TASK | Extract the lines that hold the string "Default".

Rows from a figure dataset
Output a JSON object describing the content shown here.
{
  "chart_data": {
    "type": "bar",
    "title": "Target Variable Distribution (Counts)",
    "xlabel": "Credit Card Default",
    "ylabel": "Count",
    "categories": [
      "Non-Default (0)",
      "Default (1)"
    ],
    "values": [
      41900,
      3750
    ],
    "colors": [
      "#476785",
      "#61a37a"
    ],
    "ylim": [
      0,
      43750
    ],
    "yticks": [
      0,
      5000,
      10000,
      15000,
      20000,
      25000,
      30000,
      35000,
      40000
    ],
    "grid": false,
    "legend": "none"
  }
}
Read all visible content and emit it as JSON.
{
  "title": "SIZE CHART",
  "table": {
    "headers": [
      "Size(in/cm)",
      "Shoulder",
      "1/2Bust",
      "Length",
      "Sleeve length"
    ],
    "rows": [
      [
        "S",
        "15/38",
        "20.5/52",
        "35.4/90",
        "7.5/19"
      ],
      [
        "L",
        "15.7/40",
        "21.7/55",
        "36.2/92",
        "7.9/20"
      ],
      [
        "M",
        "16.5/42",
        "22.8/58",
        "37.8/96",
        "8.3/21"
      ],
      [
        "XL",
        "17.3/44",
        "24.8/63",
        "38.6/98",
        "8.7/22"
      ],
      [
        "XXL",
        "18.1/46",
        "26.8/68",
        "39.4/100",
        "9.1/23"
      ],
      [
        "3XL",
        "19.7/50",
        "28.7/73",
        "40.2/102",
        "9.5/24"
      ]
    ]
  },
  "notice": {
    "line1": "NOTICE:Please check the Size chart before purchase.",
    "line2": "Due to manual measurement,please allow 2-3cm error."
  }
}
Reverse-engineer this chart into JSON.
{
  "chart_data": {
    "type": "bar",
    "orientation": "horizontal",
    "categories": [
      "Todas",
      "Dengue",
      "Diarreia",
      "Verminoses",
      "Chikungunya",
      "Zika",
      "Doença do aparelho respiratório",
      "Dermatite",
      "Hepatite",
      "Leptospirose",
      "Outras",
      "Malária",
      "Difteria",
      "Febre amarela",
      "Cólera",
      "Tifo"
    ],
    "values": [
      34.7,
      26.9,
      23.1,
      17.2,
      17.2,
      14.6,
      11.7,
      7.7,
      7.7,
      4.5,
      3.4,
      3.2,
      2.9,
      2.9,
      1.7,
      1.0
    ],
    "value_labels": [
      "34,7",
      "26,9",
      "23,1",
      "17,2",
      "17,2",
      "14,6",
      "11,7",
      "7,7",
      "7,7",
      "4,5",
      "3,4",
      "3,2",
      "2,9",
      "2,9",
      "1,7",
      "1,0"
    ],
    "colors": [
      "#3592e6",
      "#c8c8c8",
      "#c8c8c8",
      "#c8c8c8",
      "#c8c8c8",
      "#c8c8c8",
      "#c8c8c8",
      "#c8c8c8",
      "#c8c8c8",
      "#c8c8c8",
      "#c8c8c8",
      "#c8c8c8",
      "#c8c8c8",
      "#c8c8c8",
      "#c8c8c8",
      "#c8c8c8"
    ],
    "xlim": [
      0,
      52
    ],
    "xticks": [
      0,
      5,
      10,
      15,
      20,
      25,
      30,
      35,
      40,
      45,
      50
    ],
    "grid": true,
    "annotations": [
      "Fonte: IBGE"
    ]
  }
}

RESPONSE FOR THIS EXERCISE |
    "xlabel": "Credit Card Default",
      "Non-Default (0)",
      "Default (1)"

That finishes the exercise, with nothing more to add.